# [EXERCISE MATERIAL]

** start **

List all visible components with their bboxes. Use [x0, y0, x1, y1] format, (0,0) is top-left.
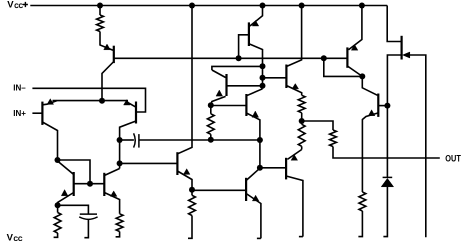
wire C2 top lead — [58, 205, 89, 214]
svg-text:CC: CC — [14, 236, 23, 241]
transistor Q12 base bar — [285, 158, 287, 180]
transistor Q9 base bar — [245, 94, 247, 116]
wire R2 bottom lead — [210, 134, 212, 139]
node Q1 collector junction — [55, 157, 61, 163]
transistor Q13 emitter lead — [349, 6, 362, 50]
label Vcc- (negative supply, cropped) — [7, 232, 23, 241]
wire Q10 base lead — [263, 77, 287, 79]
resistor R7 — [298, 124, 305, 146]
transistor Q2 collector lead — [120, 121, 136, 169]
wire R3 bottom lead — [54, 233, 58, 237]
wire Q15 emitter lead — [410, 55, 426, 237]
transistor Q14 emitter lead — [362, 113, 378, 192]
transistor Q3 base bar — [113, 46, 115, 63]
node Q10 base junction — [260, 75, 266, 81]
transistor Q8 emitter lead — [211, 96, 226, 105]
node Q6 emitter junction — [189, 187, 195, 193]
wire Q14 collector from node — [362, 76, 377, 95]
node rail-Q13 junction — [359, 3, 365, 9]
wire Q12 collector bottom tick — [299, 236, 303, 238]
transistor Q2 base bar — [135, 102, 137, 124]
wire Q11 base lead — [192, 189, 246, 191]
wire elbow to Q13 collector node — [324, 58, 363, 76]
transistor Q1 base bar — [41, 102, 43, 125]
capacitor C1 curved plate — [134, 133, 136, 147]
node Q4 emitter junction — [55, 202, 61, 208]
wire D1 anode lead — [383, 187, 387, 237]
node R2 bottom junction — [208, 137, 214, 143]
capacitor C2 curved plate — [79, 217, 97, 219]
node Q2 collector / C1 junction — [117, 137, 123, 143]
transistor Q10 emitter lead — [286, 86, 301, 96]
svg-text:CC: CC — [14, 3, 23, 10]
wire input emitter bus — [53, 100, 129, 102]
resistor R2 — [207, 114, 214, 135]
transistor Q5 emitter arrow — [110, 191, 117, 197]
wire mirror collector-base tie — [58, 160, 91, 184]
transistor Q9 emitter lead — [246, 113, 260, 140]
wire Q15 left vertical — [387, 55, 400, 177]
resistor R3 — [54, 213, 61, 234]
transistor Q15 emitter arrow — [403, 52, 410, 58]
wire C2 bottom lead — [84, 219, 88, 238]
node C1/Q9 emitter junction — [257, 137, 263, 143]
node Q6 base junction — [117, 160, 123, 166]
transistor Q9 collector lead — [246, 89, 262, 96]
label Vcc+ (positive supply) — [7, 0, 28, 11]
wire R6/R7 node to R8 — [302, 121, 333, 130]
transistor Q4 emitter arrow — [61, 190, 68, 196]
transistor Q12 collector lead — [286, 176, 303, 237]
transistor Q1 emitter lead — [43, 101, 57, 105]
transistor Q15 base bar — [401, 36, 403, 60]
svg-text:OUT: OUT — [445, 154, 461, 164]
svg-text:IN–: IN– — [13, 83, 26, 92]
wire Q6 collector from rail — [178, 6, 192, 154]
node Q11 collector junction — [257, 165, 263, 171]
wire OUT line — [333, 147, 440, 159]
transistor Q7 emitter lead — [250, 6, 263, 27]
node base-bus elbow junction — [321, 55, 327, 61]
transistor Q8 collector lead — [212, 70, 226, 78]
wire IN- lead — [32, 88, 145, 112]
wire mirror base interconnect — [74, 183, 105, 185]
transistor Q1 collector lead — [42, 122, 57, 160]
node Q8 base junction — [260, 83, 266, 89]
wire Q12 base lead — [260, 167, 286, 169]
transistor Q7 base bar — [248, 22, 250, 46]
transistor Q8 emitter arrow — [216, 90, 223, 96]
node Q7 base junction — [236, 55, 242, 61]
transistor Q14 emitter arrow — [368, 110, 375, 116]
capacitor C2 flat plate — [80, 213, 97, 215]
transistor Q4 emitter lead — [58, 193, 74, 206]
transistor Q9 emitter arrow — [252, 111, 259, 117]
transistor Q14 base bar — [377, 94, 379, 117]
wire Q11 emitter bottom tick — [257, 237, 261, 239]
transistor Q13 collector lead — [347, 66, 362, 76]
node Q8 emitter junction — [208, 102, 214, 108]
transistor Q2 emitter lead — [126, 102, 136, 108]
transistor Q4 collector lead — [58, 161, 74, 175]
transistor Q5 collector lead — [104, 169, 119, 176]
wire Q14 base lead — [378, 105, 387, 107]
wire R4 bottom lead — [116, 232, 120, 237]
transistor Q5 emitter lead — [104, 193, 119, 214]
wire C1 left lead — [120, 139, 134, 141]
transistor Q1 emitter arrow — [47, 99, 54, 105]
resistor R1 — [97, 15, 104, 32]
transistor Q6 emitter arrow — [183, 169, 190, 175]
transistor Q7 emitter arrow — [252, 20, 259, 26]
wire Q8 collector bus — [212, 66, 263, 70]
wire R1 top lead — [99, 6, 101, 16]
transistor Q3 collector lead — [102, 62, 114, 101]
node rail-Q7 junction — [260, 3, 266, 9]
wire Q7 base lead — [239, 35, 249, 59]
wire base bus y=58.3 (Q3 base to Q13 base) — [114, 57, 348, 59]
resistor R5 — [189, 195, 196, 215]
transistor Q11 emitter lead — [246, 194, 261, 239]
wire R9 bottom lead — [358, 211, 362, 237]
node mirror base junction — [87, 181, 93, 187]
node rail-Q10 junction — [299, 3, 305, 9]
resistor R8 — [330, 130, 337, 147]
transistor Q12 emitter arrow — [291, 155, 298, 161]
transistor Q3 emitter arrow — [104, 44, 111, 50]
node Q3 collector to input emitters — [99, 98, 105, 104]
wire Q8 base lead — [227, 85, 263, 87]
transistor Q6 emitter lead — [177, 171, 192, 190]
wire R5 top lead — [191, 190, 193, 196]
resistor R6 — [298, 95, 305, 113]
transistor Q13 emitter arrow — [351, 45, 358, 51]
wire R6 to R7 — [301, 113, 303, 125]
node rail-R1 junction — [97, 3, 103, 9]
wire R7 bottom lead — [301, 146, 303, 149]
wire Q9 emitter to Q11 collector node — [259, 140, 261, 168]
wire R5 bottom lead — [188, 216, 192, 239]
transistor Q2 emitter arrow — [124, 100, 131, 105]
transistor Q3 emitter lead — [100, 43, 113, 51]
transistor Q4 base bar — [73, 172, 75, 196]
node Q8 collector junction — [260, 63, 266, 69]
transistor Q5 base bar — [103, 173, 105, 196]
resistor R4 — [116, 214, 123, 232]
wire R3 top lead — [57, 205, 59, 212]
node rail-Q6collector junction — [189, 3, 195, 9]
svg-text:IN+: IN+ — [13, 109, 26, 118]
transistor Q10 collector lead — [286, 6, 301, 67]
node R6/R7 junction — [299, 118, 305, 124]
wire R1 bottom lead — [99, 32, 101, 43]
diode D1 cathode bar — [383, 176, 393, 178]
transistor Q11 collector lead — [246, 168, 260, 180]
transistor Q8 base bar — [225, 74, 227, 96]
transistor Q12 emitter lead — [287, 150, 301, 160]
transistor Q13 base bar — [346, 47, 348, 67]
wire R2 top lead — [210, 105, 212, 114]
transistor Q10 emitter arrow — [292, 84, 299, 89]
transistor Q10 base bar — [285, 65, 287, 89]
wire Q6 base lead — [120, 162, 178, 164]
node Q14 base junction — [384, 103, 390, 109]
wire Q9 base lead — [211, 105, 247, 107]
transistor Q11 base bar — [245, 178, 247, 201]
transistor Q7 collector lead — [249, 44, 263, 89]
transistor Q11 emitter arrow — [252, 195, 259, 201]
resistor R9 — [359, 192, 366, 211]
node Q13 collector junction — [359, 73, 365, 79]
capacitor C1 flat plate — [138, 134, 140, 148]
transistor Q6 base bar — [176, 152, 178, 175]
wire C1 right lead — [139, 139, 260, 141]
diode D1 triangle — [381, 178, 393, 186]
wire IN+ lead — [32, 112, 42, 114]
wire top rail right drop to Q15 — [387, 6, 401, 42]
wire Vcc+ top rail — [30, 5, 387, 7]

** end **
** start **

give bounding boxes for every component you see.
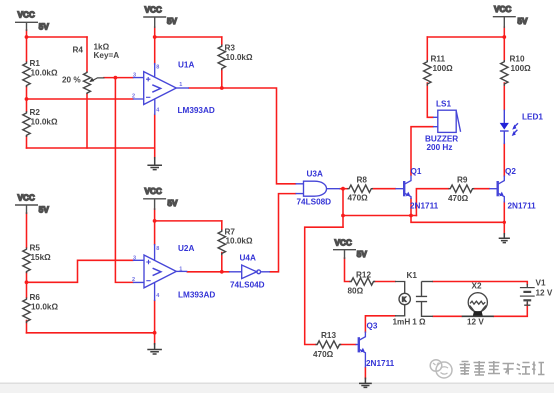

** end **
** start **

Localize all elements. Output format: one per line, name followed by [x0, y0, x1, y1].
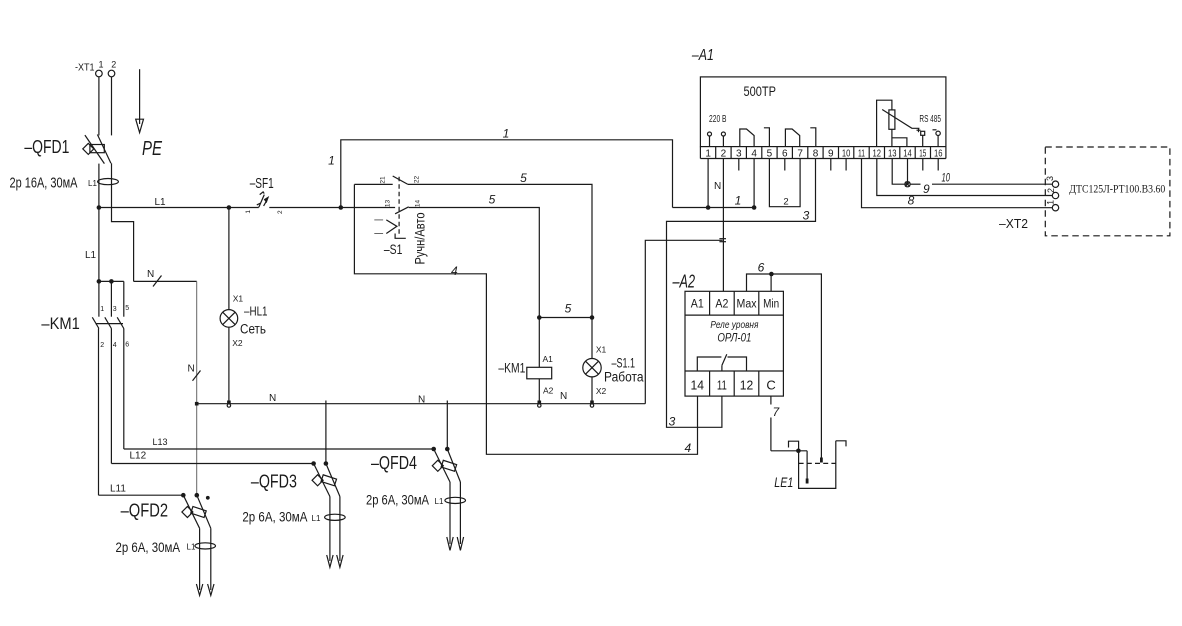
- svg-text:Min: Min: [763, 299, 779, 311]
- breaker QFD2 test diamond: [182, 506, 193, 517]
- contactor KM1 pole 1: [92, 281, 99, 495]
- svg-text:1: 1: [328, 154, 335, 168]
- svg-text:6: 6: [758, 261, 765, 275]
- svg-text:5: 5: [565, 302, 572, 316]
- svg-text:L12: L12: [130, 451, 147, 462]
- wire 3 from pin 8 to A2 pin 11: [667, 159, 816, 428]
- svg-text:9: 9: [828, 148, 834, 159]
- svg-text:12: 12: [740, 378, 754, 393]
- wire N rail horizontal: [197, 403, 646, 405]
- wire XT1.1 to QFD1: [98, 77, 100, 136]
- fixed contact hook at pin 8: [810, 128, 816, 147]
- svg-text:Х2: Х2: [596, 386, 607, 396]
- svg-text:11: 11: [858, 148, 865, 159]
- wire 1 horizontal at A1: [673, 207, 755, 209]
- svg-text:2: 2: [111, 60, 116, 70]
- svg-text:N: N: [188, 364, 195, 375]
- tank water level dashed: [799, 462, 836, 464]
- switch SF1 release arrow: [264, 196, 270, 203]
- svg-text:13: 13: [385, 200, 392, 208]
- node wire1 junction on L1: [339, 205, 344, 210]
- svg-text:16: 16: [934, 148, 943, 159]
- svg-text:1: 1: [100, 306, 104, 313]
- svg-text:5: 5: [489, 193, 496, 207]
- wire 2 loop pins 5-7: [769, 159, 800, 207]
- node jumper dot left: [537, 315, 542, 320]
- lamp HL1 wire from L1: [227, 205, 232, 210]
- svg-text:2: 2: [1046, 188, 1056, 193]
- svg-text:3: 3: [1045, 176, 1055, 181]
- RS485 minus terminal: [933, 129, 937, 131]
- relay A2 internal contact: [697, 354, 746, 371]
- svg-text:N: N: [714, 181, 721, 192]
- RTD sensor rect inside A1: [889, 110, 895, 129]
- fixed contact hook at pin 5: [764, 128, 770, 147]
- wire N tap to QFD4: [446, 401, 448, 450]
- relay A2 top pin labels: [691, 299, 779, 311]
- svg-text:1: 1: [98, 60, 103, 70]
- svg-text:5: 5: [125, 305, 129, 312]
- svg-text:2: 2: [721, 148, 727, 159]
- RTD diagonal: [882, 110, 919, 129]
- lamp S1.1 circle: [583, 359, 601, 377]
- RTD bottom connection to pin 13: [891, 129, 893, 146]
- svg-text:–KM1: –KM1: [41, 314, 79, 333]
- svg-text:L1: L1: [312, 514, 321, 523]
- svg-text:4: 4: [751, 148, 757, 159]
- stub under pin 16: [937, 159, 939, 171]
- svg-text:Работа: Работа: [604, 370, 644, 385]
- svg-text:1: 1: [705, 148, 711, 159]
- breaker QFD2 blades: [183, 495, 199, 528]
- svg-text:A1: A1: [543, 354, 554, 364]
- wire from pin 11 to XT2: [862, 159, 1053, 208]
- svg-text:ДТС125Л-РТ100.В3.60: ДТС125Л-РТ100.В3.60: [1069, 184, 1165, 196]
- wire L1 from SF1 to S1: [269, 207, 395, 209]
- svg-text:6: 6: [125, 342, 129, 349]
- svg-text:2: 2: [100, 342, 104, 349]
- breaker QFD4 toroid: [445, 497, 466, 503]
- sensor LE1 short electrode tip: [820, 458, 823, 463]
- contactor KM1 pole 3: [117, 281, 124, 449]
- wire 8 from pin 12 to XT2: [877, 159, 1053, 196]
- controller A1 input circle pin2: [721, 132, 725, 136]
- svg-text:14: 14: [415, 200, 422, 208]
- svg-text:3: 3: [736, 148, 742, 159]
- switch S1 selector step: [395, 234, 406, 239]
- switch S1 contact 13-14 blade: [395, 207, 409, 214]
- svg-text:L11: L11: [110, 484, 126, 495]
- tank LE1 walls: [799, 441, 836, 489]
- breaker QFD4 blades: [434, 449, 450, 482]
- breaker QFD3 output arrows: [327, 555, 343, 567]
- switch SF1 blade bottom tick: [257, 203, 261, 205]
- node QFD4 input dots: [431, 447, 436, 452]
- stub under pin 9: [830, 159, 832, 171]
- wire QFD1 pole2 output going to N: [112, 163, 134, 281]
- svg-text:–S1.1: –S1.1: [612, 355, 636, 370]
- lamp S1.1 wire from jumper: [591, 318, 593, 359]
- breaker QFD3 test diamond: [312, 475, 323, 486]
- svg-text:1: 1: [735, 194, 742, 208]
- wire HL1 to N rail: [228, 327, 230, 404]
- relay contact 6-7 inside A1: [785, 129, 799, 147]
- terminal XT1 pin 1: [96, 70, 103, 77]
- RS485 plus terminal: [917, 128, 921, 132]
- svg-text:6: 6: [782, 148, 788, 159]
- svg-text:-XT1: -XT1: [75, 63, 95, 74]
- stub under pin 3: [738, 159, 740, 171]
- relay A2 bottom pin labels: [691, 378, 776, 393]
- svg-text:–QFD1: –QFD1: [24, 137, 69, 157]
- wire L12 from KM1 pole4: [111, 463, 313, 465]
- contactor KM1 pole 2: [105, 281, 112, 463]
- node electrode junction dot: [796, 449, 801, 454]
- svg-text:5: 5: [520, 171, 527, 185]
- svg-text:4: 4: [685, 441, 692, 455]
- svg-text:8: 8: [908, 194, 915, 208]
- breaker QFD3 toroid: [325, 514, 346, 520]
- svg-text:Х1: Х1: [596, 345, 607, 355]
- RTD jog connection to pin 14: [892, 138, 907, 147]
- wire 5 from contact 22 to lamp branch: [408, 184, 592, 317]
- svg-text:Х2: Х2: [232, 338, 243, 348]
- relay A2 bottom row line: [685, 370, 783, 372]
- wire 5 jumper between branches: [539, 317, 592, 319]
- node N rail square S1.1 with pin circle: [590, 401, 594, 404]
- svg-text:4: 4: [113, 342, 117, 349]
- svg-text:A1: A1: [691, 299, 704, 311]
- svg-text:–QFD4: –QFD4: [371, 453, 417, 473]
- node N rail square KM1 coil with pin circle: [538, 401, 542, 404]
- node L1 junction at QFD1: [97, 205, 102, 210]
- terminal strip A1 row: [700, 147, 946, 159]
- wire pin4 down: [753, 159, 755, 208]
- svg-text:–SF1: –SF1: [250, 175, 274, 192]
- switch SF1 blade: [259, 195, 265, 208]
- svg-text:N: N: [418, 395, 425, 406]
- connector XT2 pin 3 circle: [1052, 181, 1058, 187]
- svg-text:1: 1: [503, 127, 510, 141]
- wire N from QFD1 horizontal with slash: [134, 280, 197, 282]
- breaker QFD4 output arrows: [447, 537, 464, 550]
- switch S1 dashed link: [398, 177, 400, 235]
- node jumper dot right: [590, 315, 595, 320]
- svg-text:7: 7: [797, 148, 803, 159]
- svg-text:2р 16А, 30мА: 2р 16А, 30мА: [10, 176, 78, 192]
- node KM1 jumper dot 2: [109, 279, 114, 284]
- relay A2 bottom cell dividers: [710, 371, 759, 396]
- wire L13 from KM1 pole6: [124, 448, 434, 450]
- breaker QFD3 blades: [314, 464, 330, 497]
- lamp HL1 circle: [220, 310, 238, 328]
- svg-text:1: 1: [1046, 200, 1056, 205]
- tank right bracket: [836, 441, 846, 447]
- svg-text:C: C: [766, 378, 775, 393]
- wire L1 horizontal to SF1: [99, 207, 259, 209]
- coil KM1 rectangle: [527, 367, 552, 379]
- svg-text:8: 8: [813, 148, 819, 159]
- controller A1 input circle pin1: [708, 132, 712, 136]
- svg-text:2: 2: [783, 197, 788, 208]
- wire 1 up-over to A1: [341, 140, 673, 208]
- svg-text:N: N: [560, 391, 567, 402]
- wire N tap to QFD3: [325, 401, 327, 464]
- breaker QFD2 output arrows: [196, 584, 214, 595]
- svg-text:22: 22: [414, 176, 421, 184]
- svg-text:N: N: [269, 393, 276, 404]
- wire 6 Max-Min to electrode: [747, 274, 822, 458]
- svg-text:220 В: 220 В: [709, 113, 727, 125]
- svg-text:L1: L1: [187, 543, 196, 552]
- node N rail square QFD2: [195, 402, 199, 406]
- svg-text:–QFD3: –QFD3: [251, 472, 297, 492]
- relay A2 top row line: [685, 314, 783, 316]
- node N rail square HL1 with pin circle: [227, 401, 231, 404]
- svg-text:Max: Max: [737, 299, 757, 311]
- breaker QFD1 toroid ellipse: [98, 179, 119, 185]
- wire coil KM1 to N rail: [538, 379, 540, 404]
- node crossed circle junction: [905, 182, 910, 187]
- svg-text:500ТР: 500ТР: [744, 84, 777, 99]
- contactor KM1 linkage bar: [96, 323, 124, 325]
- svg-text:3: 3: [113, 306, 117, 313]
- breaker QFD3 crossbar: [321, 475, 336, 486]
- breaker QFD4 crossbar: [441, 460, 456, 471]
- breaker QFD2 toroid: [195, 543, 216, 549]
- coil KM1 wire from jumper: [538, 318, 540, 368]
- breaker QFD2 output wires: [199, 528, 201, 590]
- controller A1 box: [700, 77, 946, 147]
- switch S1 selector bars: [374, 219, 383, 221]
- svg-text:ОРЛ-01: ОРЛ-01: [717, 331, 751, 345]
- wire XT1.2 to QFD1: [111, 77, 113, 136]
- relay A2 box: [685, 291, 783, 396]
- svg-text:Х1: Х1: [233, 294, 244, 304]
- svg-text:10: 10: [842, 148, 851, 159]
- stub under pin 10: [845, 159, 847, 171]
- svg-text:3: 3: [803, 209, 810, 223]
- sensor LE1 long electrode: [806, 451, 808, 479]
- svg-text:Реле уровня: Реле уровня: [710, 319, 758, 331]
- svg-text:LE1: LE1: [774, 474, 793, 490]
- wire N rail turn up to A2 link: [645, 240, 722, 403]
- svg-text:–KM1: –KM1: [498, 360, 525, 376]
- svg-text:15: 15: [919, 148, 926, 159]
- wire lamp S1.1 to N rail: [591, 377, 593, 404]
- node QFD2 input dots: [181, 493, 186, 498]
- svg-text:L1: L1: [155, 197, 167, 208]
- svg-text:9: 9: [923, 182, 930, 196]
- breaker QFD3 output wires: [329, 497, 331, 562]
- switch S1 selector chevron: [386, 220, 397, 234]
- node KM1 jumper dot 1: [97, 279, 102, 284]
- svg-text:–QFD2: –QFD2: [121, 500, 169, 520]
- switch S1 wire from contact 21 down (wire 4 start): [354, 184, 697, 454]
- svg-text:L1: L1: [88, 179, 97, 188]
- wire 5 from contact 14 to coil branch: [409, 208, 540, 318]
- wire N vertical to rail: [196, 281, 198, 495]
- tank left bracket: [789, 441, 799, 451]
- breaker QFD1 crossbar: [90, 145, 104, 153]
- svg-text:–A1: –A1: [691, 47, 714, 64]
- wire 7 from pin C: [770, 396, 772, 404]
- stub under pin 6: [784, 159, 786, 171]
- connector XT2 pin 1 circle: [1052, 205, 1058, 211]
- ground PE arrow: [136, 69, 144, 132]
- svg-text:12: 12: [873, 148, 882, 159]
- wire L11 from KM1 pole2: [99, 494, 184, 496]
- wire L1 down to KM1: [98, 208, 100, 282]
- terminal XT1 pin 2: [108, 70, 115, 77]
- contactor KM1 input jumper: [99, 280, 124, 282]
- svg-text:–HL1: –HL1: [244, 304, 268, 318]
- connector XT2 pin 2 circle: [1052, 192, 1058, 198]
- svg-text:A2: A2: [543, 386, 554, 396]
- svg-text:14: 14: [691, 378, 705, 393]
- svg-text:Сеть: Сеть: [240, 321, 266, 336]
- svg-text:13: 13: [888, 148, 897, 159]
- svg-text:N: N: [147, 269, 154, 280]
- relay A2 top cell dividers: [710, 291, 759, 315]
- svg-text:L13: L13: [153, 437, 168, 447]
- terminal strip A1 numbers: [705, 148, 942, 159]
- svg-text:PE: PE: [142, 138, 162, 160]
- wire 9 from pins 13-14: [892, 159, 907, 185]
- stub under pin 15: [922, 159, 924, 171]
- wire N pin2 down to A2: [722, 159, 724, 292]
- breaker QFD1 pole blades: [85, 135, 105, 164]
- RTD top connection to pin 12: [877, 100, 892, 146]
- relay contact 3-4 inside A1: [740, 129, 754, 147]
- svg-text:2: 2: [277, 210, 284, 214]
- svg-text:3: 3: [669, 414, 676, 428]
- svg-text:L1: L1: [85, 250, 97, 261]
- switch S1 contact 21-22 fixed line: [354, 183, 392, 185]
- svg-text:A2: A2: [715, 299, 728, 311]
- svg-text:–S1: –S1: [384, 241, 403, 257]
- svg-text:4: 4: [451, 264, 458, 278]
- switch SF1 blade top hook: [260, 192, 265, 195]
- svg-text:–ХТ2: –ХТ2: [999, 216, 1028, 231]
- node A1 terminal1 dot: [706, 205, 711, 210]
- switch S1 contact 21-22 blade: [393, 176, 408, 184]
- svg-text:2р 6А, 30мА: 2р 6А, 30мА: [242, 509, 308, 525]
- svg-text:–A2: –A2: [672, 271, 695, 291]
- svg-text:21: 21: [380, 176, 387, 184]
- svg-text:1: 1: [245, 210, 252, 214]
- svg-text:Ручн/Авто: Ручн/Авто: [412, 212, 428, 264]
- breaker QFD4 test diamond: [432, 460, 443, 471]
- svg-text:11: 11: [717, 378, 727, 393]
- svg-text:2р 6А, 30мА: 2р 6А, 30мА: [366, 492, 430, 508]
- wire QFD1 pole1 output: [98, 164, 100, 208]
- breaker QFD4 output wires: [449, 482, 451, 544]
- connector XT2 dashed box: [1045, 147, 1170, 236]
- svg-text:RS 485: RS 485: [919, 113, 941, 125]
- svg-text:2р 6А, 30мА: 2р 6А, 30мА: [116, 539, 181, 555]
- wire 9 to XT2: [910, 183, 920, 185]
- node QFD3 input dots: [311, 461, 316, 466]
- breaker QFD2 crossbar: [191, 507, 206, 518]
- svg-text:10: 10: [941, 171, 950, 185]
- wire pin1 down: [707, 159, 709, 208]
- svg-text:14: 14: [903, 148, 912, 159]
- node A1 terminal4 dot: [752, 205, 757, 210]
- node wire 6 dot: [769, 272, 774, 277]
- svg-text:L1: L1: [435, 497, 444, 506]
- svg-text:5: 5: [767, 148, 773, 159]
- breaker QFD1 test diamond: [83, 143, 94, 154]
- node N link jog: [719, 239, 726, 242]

** end **

# [GOAL OF THE EXERCISE]
Turn the data from the line with "List all visible" up to and including the line with "node Q4 emitter junction — [55, 202, 61, 208]" into a Markdown table with the columns Index and Entry. Put a row number under Index and each line under Entry, and leave out blank lines and pictures.

# [ANSWER]
| Index | Entry |
|---|---|
| 1 | List all visible components with their bboxes. Use [x0, y0, x1, y1] format, (0,0) is top-left. |
| 2 | wire C2 top lead — [58, 205, 89, 214] |
| 3 | svg-text:CC: CC — [14, 236, 23, 241] |
| 4 | transistor Q12 base bar — [285, 158, 287, 180] |
| 5 | transistor Q9 base bar — [245, 94, 247, 116] |
| 6 | wire R2 bottom lead — [210, 134, 212, 139] |
| 7 | node Q1 collector junction — [55, 157, 61, 163] |
| 8 | transistor Q13 emitter lead — [349, 6, 362, 50] |
| 9 | label Vcc- (negative supply, cropped) — [7, 232, 23, 241] |
| 10 | wire Q10 base lead — [263, 77, 287, 79] |
| 11 | resistor R7 — [298, 124, 305, 146] |
| 12 | transistor Q2 collector lead — [120, 121, 136, 169] |
| 13 | wire R3 bottom lead — [54, 233, 58, 237] |
| 14 | wire Q15 emitter lead — [410, 55, 426, 237] |
| 15 | transistor Q14 emitter lead — [362, 113, 378, 192] |
| 16 | transistor Q3 base bar — [113, 46, 115, 63] |
| 17 | node Q10 base junction — [260, 75, 266, 81] |
| 18 | transistor Q8 emitter lead — [211, 96, 226, 105] |
| 19 | node Q6 emitter junction — [189, 187, 195, 193] |
| 20 | wire Q14 collector from node — [362, 76, 377, 95] |
| 21 | node rail-Q13 junction — [359, 3, 365, 9] |
| 22 | wire Q12 collector bottom tick — [299, 236, 303, 238] |
| 23 | transistor Q2 base bar — [135, 102, 137, 124] |
| 24 | wire Q11 base lead — [192, 189, 246, 191] |
| 25 | wire elbow to Q13 collector node — [324, 58, 363, 76] |
| 26 | transistor Q1 base bar — [41, 102, 43, 125] |
| 27 | capacitor C1 curved plate — [134, 133, 136, 147] |
| 28 | node Q4 emitter junction — [55, 202, 61, 208] |